## Start Records provided

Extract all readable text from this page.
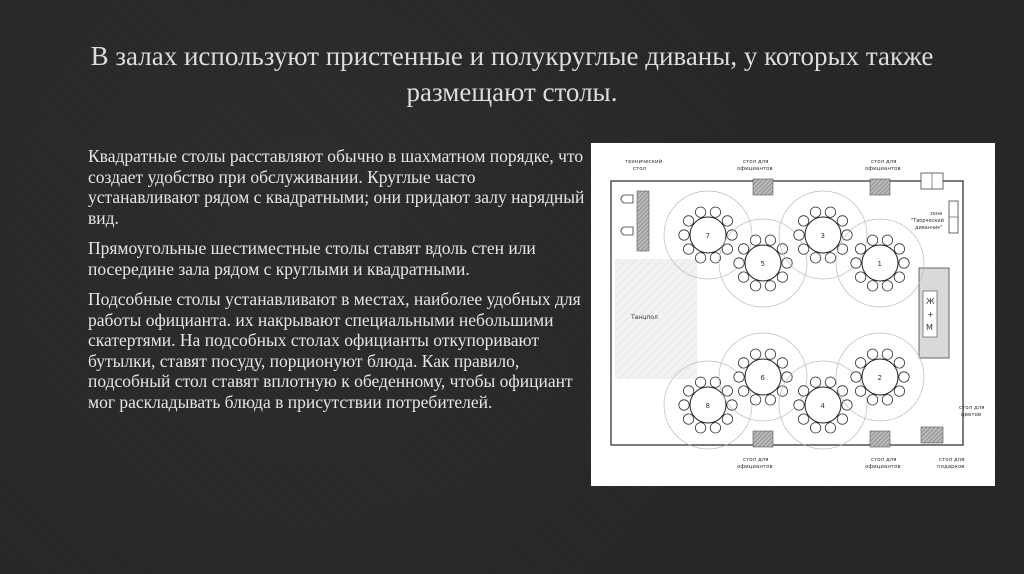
В залах используют пристенные и полукруглые диваны, у которых также размещают столы.

Квадратные столы расставляют обычно в шахматном порядке, что создает удобство при обслуживании. Круглые часто устанавливают рядом с квадратными; они придают залу нарядный вид.

Прямоугольные шестиместные столы ставят вдоль стен или посередине зала рядом с круглыми и квадратными.

Подсобные столы устанавливают в местах, наиболее удобных для работы официанта. их накрывают специальными небольшими скатертями. На подсобных столах официанты откупоривают бутылки, ставят посуду, порционуют блюда. Как правило, подсобный стол ставят вплотную к обеденному, чтобы официант мог раскладывать блюда в присутствии потребителей.

Танцпол
технический
стол
стол для
официантов
стол для
официантов
стол для
официантов
стол для
официантов
зона
"Творческий
диванчик"
Ж
+
М
стол для
цветов
стол для
подарков
7
5
3
1
8
6
4
2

## End Records provided

— Task description —
Set the data above down again exactly as given, with no pictures.

— Task response —
Extract all readable text from this page.
В залах используют пристенные и полукруглые диваны, у которых также размещают столы.

Квадратные столы расставляют обычно в шахматном порядке, что создает удобство при обслуживании. Круглые часто устанавливают рядом с квадратными; они придают залу нарядный вид.

Прямоугольные шестиместные столы ставят вдоль стен или посередине зала рядом с круглыми и квадратными.

Подсобные столы устанавливают в местах, наиболее удобных для работы официанта. их накрывают специальными небольшими скатертями. На подсобных столах официанты откупоривают бутылки, ставят посуду, порционуют блюда. Как правило, подсобный стол ставят вплотную к обеденному, чтобы официант мог раскладывать блюда в присутствии потребителей.

Танцпол
технический
стол
стол для
официантов
стол для
официантов
стол для
официантов
стол для
официантов
зона
"Творческий
диванчик"
Ж
+
М
стол для
цветов
стол для
подарков
7
5
3
1
8
6
4
2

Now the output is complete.